Your instructions:
Copy out all lines carrying the word "Paris".

Stored records

════════════════════

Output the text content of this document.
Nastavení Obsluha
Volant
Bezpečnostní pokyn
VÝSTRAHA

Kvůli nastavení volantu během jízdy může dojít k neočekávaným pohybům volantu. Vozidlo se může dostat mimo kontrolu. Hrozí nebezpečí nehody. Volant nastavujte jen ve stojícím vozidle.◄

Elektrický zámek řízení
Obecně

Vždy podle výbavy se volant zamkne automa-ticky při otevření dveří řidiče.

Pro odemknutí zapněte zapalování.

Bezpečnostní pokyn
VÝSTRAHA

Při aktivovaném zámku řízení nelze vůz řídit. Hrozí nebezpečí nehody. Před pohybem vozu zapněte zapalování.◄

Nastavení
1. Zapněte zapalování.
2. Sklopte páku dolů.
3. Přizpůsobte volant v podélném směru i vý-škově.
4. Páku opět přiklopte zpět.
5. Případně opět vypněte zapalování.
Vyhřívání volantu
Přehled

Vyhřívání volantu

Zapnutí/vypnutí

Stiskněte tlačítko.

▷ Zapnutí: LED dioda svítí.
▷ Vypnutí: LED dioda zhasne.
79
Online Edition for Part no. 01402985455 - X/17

════════════════════

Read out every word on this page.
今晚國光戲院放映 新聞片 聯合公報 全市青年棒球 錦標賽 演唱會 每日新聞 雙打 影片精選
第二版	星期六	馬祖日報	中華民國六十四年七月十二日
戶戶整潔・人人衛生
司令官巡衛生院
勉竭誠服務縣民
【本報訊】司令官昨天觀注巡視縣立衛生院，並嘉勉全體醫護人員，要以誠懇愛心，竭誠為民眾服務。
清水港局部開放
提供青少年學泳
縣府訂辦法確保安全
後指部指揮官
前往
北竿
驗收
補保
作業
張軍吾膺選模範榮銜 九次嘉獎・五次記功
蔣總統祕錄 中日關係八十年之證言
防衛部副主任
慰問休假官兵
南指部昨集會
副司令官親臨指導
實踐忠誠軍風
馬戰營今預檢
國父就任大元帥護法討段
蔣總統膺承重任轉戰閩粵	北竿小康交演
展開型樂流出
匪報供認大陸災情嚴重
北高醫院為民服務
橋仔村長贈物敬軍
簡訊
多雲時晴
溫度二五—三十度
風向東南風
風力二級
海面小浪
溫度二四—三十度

════════════════════

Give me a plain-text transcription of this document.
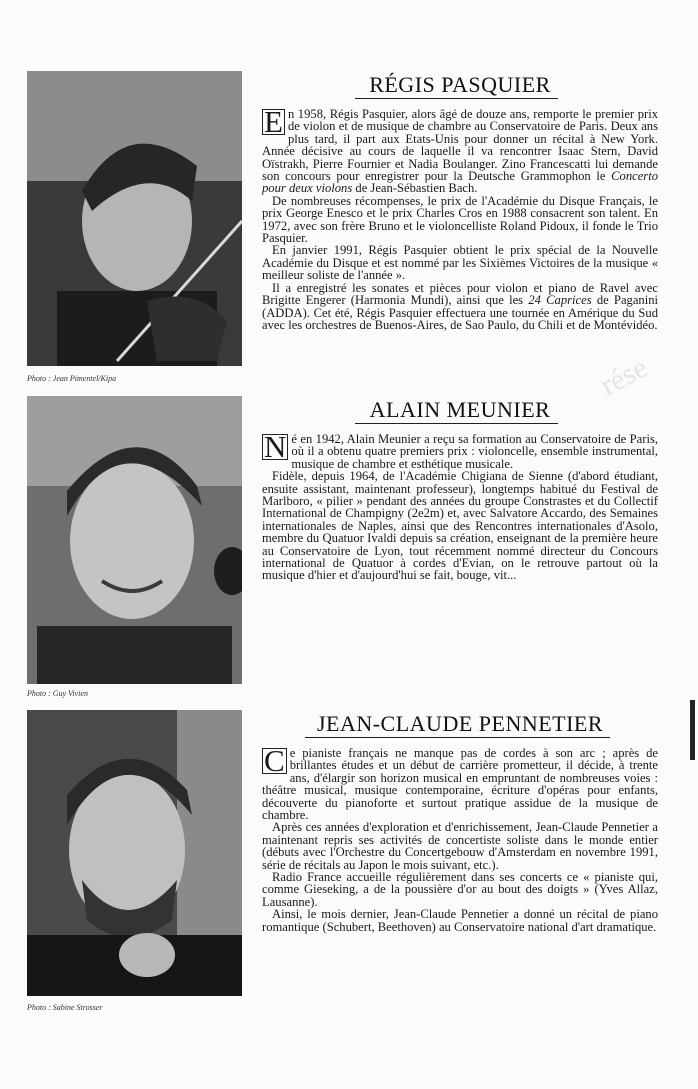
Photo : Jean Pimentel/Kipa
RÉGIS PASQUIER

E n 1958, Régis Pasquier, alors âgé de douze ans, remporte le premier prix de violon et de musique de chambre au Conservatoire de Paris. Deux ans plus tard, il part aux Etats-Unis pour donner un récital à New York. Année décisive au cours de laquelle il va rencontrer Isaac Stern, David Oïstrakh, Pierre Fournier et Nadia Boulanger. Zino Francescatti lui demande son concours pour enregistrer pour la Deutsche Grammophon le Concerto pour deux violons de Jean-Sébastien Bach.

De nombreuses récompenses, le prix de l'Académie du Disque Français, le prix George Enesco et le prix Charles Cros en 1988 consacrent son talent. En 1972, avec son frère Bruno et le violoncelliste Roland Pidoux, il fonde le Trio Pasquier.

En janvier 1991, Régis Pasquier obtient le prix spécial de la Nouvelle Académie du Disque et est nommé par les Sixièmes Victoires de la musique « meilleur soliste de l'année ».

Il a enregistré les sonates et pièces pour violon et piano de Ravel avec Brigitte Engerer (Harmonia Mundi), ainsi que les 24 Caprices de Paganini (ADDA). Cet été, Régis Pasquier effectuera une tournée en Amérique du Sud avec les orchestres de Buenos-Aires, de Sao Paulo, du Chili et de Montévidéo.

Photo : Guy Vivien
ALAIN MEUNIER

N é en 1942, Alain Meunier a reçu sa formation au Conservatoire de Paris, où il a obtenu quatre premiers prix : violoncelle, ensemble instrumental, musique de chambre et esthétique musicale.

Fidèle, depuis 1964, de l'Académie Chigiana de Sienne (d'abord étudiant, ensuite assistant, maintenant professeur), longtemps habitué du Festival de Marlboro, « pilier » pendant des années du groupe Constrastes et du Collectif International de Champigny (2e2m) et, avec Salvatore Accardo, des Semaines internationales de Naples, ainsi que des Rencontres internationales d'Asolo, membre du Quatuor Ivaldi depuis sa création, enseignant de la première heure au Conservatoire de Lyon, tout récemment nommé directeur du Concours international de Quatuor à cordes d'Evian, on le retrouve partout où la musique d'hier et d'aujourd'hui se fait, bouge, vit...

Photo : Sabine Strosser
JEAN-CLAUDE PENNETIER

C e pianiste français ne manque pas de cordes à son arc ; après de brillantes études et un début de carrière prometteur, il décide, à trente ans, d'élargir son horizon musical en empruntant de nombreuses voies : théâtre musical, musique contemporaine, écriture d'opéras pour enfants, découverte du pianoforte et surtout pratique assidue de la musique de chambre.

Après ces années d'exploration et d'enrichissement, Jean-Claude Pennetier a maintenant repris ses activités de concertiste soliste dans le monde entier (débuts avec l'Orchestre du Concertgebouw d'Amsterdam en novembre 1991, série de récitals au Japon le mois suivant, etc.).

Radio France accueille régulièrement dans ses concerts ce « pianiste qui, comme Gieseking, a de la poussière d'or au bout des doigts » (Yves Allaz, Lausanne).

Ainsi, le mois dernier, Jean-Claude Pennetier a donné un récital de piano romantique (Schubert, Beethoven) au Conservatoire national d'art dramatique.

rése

════════════════════

Task output:
E n 1958, Régis Pasquier, alors âgé de douze ans, remporte le premier prix de violon et de musique de chambre au Conservatoire de Paris. Deux ans plus tard, il part aux Etats-Unis pour donner un récital à New York. Année décisive au cours de laquelle il va rencontrer Isaac Stern, David Oïstrakh, Pierre Fournier et Nadia Boulanger. Zino Francescatti lui demande son concours pour enregistrer pour la Deutsche Grammophon le Concerto pour deux violons de Jean-Sébastien Bach.
N é en 1942, Alain Meunier a reçu sa formation au Conservatoire de Paris, où il a obtenu quatre premiers prix : violoncelle, ensemble instrumental, musique de chambre et esthétique musicale.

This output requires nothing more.